Using the listing below, copy every line that mentions "BYBIT".
▼
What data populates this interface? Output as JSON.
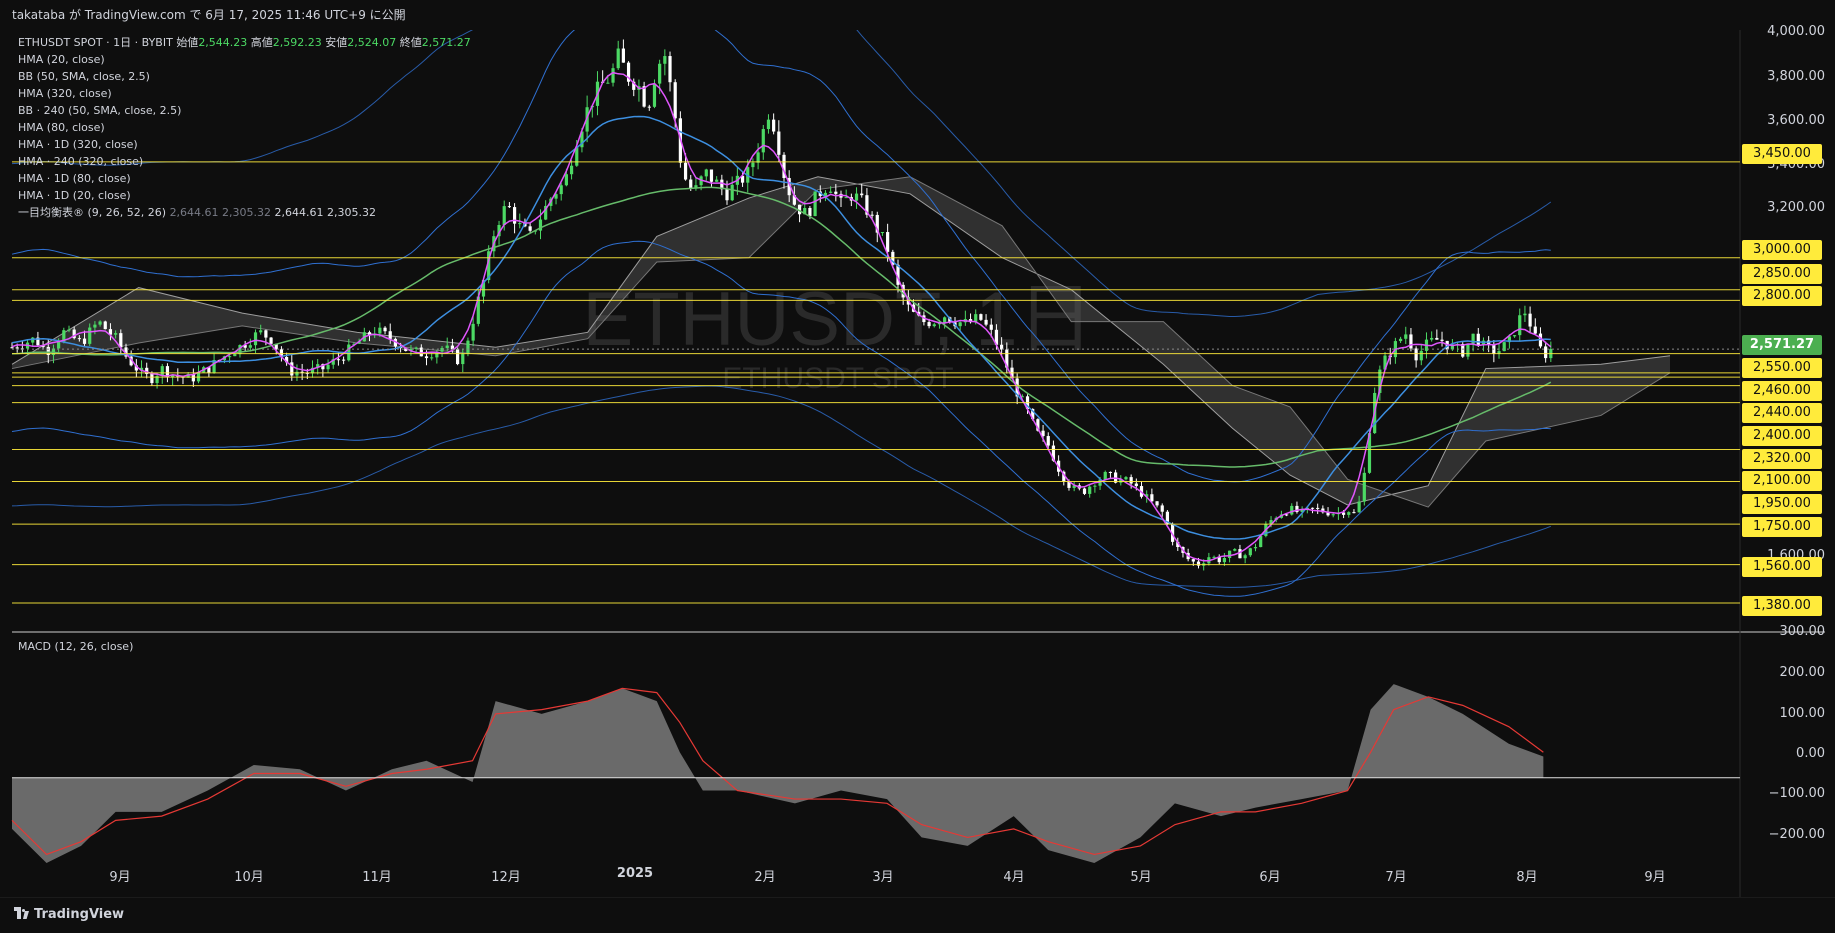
{
  "header": {
    "publish_text": "takataba が TradingView.com で 6月 17, 2025 11:46 UTC+9 に公開"
  },
  "watermark": {
    "line1": "ETHUSDT, 1日",
    "line2": "ETHUSDT SPOT"
  },
  "legend": {
    "symbol": "ETHUSDT SPOT · 1日 · BYBIT",
    "open_label": "始値",
    "open": "2,544.23",
    "high_label": "高値",
    "high": "2,592.23",
    "low_label": "安値",
    "low": "2,524.07",
    "close_label": "終値",
    "close": "2,571.27",
    "indicators": [
      "HMA (20, close)",
      "BB (50, SMA, close, 2.5)",
      "HMA (320, close)",
      "BB · 240 (50, SMA, close, 2.5)",
      "HMA (80, close)",
      "HMA · 1D (320, close)",
      "HMA · 240 (320, close)",
      "HMA · 1D (80, close)",
      "HMA · 1D (20, close)"
    ],
    "ichimoku_label": "一目均衡表® (9, 26, 52, 26)",
    "ichimoku_values": [
      "2,644.61",
      "2,305.32",
      "2,644.61",
      "2,305.32"
    ]
  },
  "macd_label": "MACD (12, 26, close)",
  "price_axis": {
    "ticks": [
      "4,000.00",
      "3,800.00",
      "3,600.00",
      "3,400.00",
      "3,200.00",
      "1,600.00",
      "300.00"
    ],
    "yellow_levels": [
      "3,450.00",
      "3,000.00",
      "2,850.00",
      "2,800.00",
      "2,550.00",
      "2,460.00",
      "2,440.00",
      "2,400.00",
      "2,320.00",
      "2,100.00",
      "1,950.00",
      "1,750.00",
      "1,560.00",
      "1,380.00"
    ],
    "current_price": "2,571.27"
  },
  "macd_axis": {
    "ticks": [
      "200.00",
      "100.00",
      "0.00",
      "−100.00",
      "−200.00"
    ]
  },
  "x_axis": {
    "labels": [
      "9月",
      "10月",
      "11月",
      "12月",
      "2025",
      "2月",
      "3月",
      "4月",
      "5月",
      "6月",
      "7月",
      "8月",
      "9月"
    ]
  },
  "footer": {
    "brand": "TradingView"
  },
  "colors": {
    "background": "#0e0e0e",
    "up": "#4cd964",
    "down": "#ffffff",
    "hma20": "#e056fd",
    "hma_blue": "#3d8fe0",
    "hma_green": "#66bb6a",
    "bb_band": "#2f6fd0",
    "cloud": "#5a5a5a",
    "yellow_line": "#ffeb3b",
    "macd_signal": "#e53935",
    "macd_hist": "#8a8a8a"
  },
  "chart_data": {
    "type": "candlestick",
    "title": "ETHUSDT, 1日",
    "symbol": "ETHUSDT SPOT",
    "exchange": "BYBIT",
    "timeframe": "1日",
    "period_start": "2024-08",
    "period_end": "2025-06-17",
    "ylim": [
      1300,
      4050
    ],
    "last": {
      "open": 2544.23,
      "high": 2592.23,
      "low": 2524.07,
      "close": 2571.27
    },
    "horizontal_levels": [
      3450,
      3000,
      2850,
      2800,
      2550,
      2460,
      2440,
      2400,
      2320,
      2100,
      1950,
      1750,
      1560,
      1380
    ],
    "price_path": [
      [
        0,
        2580
      ],
      [
        20,
        2620
      ],
      [
        30,
        2560
      ],
      [
        45,
        2650
      ],
      [
        60,
        2600
      ],
      [
        75,
        2700
      ],
      [
        90,
        2620
      ],
      [
        100,
        2530
      ],
      [
        112,
        2460
      ],
      [
        120,
        2430
      ],
      [
        130,
        2480
      ],
      [
        140,
        2450
      ],
      [
        155,
        2430
      ],
      [
        170,
        2480
      ],
      [
        185,
        2540
      ],
      [
        200,
        2590
      ],
      [
        215,
        2650
      ],
      [
        225,
        2620
      ],
      [
        232,
        2560
      ],
      [
        240,
        2470
      ],
      [
        255,
        2460
      ],
      [
        270,
        2480
      ],
      [
        285,
        2530
      ],
      [
        300,
        2600
      ],
      [
        315,
        2660
      ],
      [
        330,
        2620
      ],
      [
        345,
        2560
      ],
      [
        360,
        2550
      ],
      [
        375,
        2580
      ],
      [
        390,
        2510
      ],
      [
        400,
        2700
      ],
      [
        410,
        2900
      ],
      [
        420,
        3150
      ],
      [
        430,
        3250
      ],
      [
        440,
        3150
      ],
      [
        450,
        3100
      ],
      [
        460,
        3200
      ],
      [
        470,
        3300
      ],
      [
        480,
        3350
      ],
      [
        490,
        3550
      ],
      [
        500,
        3700
      ],
      [
        510,
        3800
      ],
      [
        520,
        3850
      ],
      [
        527,
        3950
      ],
      [
        535,
        3850
      ],
      [
        545,
        3800
      ],
      [
        552,
        3700
      ],
      [
        560,
        3900
      ],
      [
        567,
        3950
      ],
      [
        575,
        3700
      ],
      [
        582,
        3400
      ],
      [
        592,
        3300
      ],
      [
        602,
        3400
      ],
      [
        612,
        3350
      ],
      [
        620,
        3300
      ],
      [
        630,
        3350
      ],
      [
        640,
        3400
      ],
      [
        650,
        3550
      ],
      [
        658,
        3700
      ],
      [
        665,
        3550
      ],
      [
        672,
        3350
      ],
      [
        680,
        3250
      ],
      [
        690,
        3200
      ],
      [
        700,
        3300
      ],
      [
        710,
        3350
      ],
      [
        720,
        3250
      ],
      [
        730,
        3300
      ],
      [
        740,
        3250
      ],
      [
        750,
        3150
      ],
      [
        760,
        3050
      ],
      [
        770,
        2850
      ],
      [
        780,
        2750
      ],
      [
        790,
        2700
      ],
      [
        800,
        2700
      ],
      [
        810,
        2730
      ],
      [
        820,
        2700
      ],
      [
        830,
        2690
      ],
      [
        840,
        2720
      ],
      [
        850,
        2650
      ],
      [
        860,
        2550
      ],
      [
        870,
        2400
      ],
      [
        880,
        2300
      ],
      [
        890,
        2180
      ],
      [
        900,
        2120
      ],
      [
        910,
        2000
      ],
      [
        920,
        1920
      ],
      [
        930,
        1900
      ],
      [
        940,
        1950
      ],
      [
        950,
        1980
      ],
      [
        960,
        1960
      ],
      [
        970,
        1950
      ],
      [
        980,
        1900
      ],
      [
        990,
        1850
      ],
      [
        1000,
        1800
      ],
      [
        1010,
        1650
      ],
      [
        1020,
        1590
      ],
      [
        1030,
        1560
      ],
      [
        1040,
        1600
      ],
      [
        1050,
        1580
      ],
      [
        1060,
        1620
      ],
      [
        1070,
        1600
      ],
      [
        1080,
        1650
      ],
      [
        1090,
        1750
      ],
      [
        1100,
        1800
      ],
      [
        1110,
        1820
      ],
      [
        1120,
        1800
      ],
      [
        1130,
        1820
      ],
      [
        1140,
        1810
      ],
      [
        1150,
        1800
      ],
      [
        1160,
        1820
      ],
      [
        1168,
        1790
      ],
      [
        1175,
        2000
      ],
      [
        1182,
        2350
      ],
      [
        1190,
        2500
      ],
      [
        1200,
        2580
      ],
      [
        1210,
        2650
      ],
      [
        1220,
        2540
      ],
      [
        1230,
        2600
      ],
      [
        1240,
        2620
      ],
      [
        1250,
        2580
      ],
      [
        1260,
        2560
      ],
      [
        1270,
        2640
      ],
      [
        1280,
        2570
      ],
      [
        1290,
        2560
      ],
      [
        1300,
        2600
      ],
      [
        1310,
        2720
      ],
      [
        1316,
        2760
      ],
      [
        1320,
        2650
      ],
      [
        1325,
        2600
      ],
      [
        1330,
        2540
      ],
      [
        1337,
        2571
      ]
    ],
    "ichimoku": {
      "span_a": [
        [
          0,
          2500
        ],
        [
          110,
          2860
        ],
        [
          200,
          2740
        ],
        [
          300,
          2650
        ],
        [
          420,
          2580
        ],
        [
          500,
          2650
        ],
        [
          560,
          3100
        ],
        [
          640,
          3280
        ],
        [
          700,
          3380
        ],
        [
          780,
          3300
        ],
        [
          860,
          3000
        ],
        [
          920,
          2850
        ],
        [
          1000,
          2500
        ],
        [
          1060,
          2200
        ],
        [
          1110,
          1980
        ],
        [
          1160,
          1840
        ],
        [
          1230,
          1930
        ],
        [
          1280,
          2480
        ],
        [
          1380,
          2500
        ],
        [
          1440,
          2540
        ]
      ],
      "span_b": [
        [
          0,
          2480
        ],
        [
          110,
          2600
        ],
        [
          200,
          2680
        ],
        [
          300,
          2600
        ],
        [
          420,
          2540
        ],
        [
          500,
          2620
        ],
        [
          560,
          2980
        ],
        [
          640,
          3000
        ],
        [
          700,
          3320
        ],
        [
          780,
          3380
        ],
        [
          860,
          3150
        ],
        [
          920,
          2700
        ],
        [
          1000,
          2700
        ],
        [
          1060,
          2400
        ],
        [
          1110,
          2300
        ],
        [
          1160,
          1960
        ],
        [
          1230,
          1830
        ],
        [
          1280,
          2140
        ],
        [
          1380,
          2260
        ],
        [
          1440,
          2460
        ]
      ]
    },
    "hma_lines": {
      "hma20_pink": "tracks price closely",
      "hma80_blue": "smoothed trend",
      "hma320_green": "long-term trend"
    },
    "macd": {
      "ylim": [
        -240,
        300
      ],
      "hist": [
        [
          0,
          -120
        ],
        [
          30,
          -200
        ],
        [
          60,
          -160
        ],
        [
          90,
          -80
        ],
        [
          130,
          -80
        ],
        [
          170,
          -30
        ],
        [
          210,
          30
        ],
        [
          250,
          20
        ],
        [
          290,
          -30
        ],
        [
          330,
          20
        ],
        [
          360,
          40
        ],
        [
          400,
          -10
        ],
        [
          420,
          180
        ],
        [
          460,
          150
        ],
        [
          500,
          180
        ],
        [
          530,
          210
        ],
        [
          560,
          180
        ],
        [
          580,
          60
        ],
        [
          600,
          -30
        ],
        [
          630,
          -30
        ],
        [
          680,
          -60
        ],
        [
          720,
          -30
        ],
        [
          760,
          -50
        ],
        [
          790,
          -140
        ],
        [
          830,
          -160
        ],
        [
          870,
          -90
        ],
        [
          900,
          -170
        ],
        [
          940,
          -200
        ],
        [
          980,
          -140
        ],
        [
          1010,
          -60
        ],
        [
          1050,
          -90
        ],
        [
          1080,
          -70
        ],
        [
          1120,
          -50
        ],
        [
          1160,
          -30
        ],
        [
          1180,
          160
        ],
        [
          1200,
          220
        ],
        [
          1230,
          190
        ],
        [
          1260,
          150
        ],
        [
          1300,
          80
        ],
        [
          1330,
          50
        ]
      ],
      "signal": [
        [
          0,
          -100
        ],
        [
          30,
          -180
        ],
        [
          60,
          -150
        ],
        [
          90,
          -100
        ],
        [
          130,
          -90
        ],
        [
          170,
          -50
        ],
        [
          210,
          10
        ],
        [
          250,
          10
        ],
        [
          290,
          -20
        ],
        [
          330,
          10
        ],
        [
          360,
          20
        ],
        [
          400,
          40
        ],
        [
          420,
          150
        ],
        [
          460,
          160
        ],
        [
          500,
          180
        ],
        [
          530,
          210
        ],
        [
          560,
          200
        ],
        [
          580,
          130
        ],
        [
          600,
          40
        ],
        [
          630,
          -30
        ],
        [
          680,
          -50
        ],
        [
          720,
          -50
        ],
        [
          760,
          -60
        ],
        [
          790,
          -110
        ],
        [
          830,
          -140
        ],
        [
          870,
          -120
        ],
        [
          900,
          -150
        ],
        [
          940,
          -180
        ],
        [
          980,
          -160
        ],
        [
          1010,
          -110
        ],
        [
          1050,
          -80
        ],
        [
          1080,
          -80
        ],
        [
          1120,
          -60
        ],
        [
          1160,
          -30
        ],
        [
          1180,
          60
        ],
        [
          1200,
          160
        ],
        [
          1230,
          190
        ],
        [
          1260,
          170
        ],
        [
          1300,
          120
        ],
        [
          1330,
          60
        ]
      ]
    }
  }
}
▲
• _FULL ANSWER_:
    "symbol": "ETHUSDT SPOT · 1日 · BYBIT",
    "exchange": "BYBIT",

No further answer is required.